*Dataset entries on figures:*
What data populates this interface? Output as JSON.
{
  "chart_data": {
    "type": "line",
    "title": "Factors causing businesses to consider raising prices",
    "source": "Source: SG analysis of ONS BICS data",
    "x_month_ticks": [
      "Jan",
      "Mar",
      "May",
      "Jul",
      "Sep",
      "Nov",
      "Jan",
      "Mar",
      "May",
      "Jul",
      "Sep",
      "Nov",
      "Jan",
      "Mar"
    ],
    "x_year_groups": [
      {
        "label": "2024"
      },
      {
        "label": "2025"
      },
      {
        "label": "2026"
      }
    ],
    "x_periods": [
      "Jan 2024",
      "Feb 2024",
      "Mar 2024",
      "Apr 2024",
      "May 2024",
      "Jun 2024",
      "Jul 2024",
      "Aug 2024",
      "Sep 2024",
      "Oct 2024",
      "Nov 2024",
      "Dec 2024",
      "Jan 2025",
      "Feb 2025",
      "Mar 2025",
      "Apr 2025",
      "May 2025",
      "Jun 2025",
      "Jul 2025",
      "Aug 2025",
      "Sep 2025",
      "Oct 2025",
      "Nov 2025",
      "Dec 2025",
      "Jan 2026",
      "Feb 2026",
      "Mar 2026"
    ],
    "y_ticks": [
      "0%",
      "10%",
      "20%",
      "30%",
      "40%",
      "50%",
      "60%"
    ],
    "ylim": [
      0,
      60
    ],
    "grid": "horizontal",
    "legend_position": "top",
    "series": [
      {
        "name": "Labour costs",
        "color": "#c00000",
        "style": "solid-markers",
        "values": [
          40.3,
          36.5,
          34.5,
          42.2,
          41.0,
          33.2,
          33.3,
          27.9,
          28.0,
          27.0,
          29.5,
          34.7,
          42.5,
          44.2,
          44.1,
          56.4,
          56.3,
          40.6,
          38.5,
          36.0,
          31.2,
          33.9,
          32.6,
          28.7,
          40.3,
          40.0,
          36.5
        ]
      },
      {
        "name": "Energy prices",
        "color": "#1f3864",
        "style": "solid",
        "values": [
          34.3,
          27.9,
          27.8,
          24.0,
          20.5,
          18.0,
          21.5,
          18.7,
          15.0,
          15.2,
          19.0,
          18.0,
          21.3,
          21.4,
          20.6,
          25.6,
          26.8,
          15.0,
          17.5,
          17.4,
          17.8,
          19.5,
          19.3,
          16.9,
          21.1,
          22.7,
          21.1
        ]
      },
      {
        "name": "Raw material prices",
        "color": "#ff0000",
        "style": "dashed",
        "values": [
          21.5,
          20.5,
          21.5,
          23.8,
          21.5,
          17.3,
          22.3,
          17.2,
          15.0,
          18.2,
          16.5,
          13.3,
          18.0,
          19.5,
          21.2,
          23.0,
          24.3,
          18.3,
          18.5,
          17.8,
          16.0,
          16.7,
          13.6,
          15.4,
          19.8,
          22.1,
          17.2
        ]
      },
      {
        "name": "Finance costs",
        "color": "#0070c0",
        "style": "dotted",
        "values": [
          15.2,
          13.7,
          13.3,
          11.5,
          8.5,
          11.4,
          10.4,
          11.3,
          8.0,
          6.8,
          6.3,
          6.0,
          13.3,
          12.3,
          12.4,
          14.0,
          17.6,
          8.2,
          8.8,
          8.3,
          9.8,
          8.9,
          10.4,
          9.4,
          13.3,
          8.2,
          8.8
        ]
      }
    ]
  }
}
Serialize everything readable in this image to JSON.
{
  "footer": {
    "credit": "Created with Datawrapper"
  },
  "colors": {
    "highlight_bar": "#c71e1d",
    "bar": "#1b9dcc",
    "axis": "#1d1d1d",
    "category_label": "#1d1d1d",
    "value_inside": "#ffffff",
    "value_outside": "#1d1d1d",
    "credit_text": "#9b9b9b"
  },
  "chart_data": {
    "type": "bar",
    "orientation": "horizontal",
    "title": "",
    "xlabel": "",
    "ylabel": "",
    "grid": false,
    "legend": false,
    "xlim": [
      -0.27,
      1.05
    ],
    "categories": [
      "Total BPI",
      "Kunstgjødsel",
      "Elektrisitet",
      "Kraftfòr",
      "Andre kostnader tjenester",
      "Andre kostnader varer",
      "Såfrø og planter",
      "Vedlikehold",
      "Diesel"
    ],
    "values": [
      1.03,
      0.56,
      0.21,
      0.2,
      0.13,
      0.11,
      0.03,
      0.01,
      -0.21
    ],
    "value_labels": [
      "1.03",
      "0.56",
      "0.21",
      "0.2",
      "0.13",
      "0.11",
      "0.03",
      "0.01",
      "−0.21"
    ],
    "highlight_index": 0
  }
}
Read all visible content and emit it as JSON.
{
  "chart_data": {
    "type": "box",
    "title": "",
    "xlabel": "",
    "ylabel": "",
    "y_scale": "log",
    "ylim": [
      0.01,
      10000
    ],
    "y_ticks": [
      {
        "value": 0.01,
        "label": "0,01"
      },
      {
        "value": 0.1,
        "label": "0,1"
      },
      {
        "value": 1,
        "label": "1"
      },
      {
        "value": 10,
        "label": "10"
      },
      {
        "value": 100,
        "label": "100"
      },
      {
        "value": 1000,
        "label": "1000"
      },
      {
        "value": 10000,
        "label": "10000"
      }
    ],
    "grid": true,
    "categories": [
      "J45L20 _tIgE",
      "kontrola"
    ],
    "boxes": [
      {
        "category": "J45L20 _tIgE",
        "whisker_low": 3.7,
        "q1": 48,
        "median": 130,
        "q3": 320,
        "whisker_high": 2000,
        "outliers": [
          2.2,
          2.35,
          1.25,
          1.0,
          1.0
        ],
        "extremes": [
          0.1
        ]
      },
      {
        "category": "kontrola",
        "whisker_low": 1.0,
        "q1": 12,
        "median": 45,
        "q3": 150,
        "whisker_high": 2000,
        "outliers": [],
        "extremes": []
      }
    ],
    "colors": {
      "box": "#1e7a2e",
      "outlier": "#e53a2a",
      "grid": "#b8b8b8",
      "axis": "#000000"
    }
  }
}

*WORK TO DO:* Restate every record exactly, leaving nothing out.

*FINAL ANSWER:*
What data populates this interface? Output as JSON.
{
  "chart_data": {
    "type": "line",
    "title": "Factors causing businesses to consider raising prices",
    "source": "Source: SG analysis of ONS BICS data",
    "x_month_ticks": [
      "Jan",
      "Mar",
      "May",
      "Jul",
      "Sep",
      "Nov",
      "Jan",
      "Mar",
      "May",
      "Jul",
      "Sep",
      "Nov",
      "Jan",
      "Mar"
    ],
    "x_year_groups": [
      {
        "label": "2024"
      },
      {
        "label": "2025"
      },
      {
        "label": "2026"
      }
    ],
    "x_periods": [
      "Jan 2024",
      "Feb 2024",
      "Mar 2024",
      "Apr 2024",
      "May 2024",
      "Jun 2024",
      "Jul 2024",
      "Aug 2024",
      "Sep 2024",
      "Oct 2024",
      "Nov 2024",
      "Dec 2024",
      "Jan 2025",
      "Feb 2025",
      "Mar 2025",
      "Apr 2025",
      "May 2025",
      "Jun 2025",
      "Jul 2025",
      "Aug 2025",
      "Sep 2025",
      "Oct 2025",
      "Nov 2025",
      "Dec 2025",
      "Jan 2026",
      "Feb 2026",
      "Mar 2026"
    ],
    "y_ticks": [
      "0%",
      "10%",
      "20%",
      "30%",
      "40%",
      "50%",
      "60%"
    ],
    "ylim": [
      0,
      60
    ],
    "grid": "horizontal",
    "legend_position": "top",
    "series": [
      {
        "name": "Labour costs",
        "color": "#c00000",
        "style": "solid-markers",
        "values": [
          40.3,
          36.5,
          34.5,
          42.2,
          41.0,
          33.2,
          33.3,
          27.9,
          28.0,
          27.0,
          29.5,
          34.7,
          42.5,
          44.2,
          44.1,
          56.4,
          56.3,
          40.6,
          38.5,
          36.0,
          31.2,
          33.9,
          32.6,
          28.7,
          40.3,
          40.0,
          36.5
        ]
      },
      {
        "name": "Energy prices",
        "color": "#1f3864",
        "style": "solid",
        "values": [
          34.3,
          27.9,
          27.8,
          24.0,
          20.5,
          18.0,
          21.5,
          18.7,
          15.0,
          15.2,
          19.0,
          18.0,
          21.3,
          21.4,
          20.6,
          25.6,
          26.8,
          15.0,
          17.5,
          17.4,
          17.8,
          19.5,
          19.3,
          16.9,
          21.1,
          22.7,
          21.1
        ]
      },
      {
        "name": "Raw material prices",
        "color": "#ff0000",
        "style": "dashed",
        "values": [
          21.5,
          20.5,
          21.5,
          23.8,
          21.5,
          17.3,
          22.3,
          17.2,
          15.0,
          18.2,
          16.5,
          13.3,
          18.0,
          19.5,
          21.2,
          23.0,
          24.3,
          18.3,
          18.5,
          17.8,
          16.0,
          16.7,
          13.6,
          15.4,
          19.8,
          22.1,
          17.2
        ]
      },
      {
        "name": "Finance costs",
        "color": "#0070c0",
        "style": "dotted",
        "values": [
          15.2,
          13.7,
          13.3,
          11.5,
          8.5,
          11.4,
          10.4,
          11.3,
          8.0,
          6.8,
          6.3,
          6.0,
          13.3,
          12.3,
          12.4,
          14.0,
          17.6,
          8.2,
          8.8,
          8.3,
          9.8,
          8.9,
          10.4,
          9.4,
          13.3,
          8.2,
          8.8
        ]
      }
    ]
  }
}
Serialize everything readable in this image to JSON.
{
  "footer": {
    "credit": "Created with Datawrapper"
  },
  "colors": {
    "highlight_bar": "#c71e1d",
    "bar": "#1b9dcc",
    "axis": "#1d1d1d",
    "category_label": "#1d1d1d",
    "value_inside": "#ffffff",
    "value_outside": "#1d1d1d",
    "credit_text": "#9b9b9b"
  },
  "chart_data": {
    "type": "bar",
    "orientation": "horizontal",
    "title": "",
    "xlabel": "",
    "ylabel": "",
    "grid": false,
    "legend": false,
    "xlim": [
      -0.27,
      1.05
    ],
    "categories": [
      "Total BPI",
      "Kunstgjødsel",
      "Elektrisitet",
      "Kraftfòr",
      "Andre kostnader tjenester",
      "Andre kostnader varer",
      "Såfrø og planter",
      "Vedlikehold",
      "Diesel"
    ],
    "values": [
      1.03,
      0.56,
      0.21,
      0.2,
      0.13,
      0.11,
      0.03,
      0.01,
      -0.21
    ],
    "value_labels": [
      "1.03",
      "0.56",
      "0.21",
      "0.2",
      "0.13",
      "0.11",
      "0.03",
      "0.01",
      "−0.21"
    ],
    "highlight_index": 0
  }
}
Read all visible content and emit it as JSON.
{
  "chart_data": {
    "type": "box",
    "title": "",
    "xlabel": "",
    "ylabel": "",
    "y_scale": "log",
    "ylim": [
      0.01,
      10000
    ],
    "y_ticks": [
      {
        "value": 0.01,
        "label": "0,01"
      },
      {
        "value": 0.1,
        "label": "0,1"
      },
      {
        "value": 1,
        "label": "1"
      },
      {
        "value": 10,
        "label": "10"
      },
      {
        "value": 100,
        "label": "100"
      },
      {
        "value": 1000,
        "label": "1000"
      },
      {
        "value": 10000,
        "label": "10000"
      }
    ],
    "grid": true,
    "categories": [
      "J45L20 _tIgE",
      "kontrola"
    ],
    "boxes": [
      {
        "category": "J45L20 _tIgE",
        "whisker_low": 3.7,
        "q1": 48,
        "median": 130,
        "q3": 320,
        "whisker_high": 2000,
        "outliers": [
          2.2,
          2.35,
          1.25,
          1.0,
          1.0
        ],
        "extremes": [
          0.1
        ]
      },
      {
        "category": "kontrola",
        "whisker_low": 1.0,
        "q1": 12,
        "median": 45,
        "q3": 150,
        "whisker_high": 2000,
        "outliers": [],
        "extremes": []
      }
    ],
    "colors": {
      "box": "#1e7a2e",
      "outlier": "#e53a2a",
      "grid": "#b8b8b8",
      "axis": "#000000"
    }
  }
}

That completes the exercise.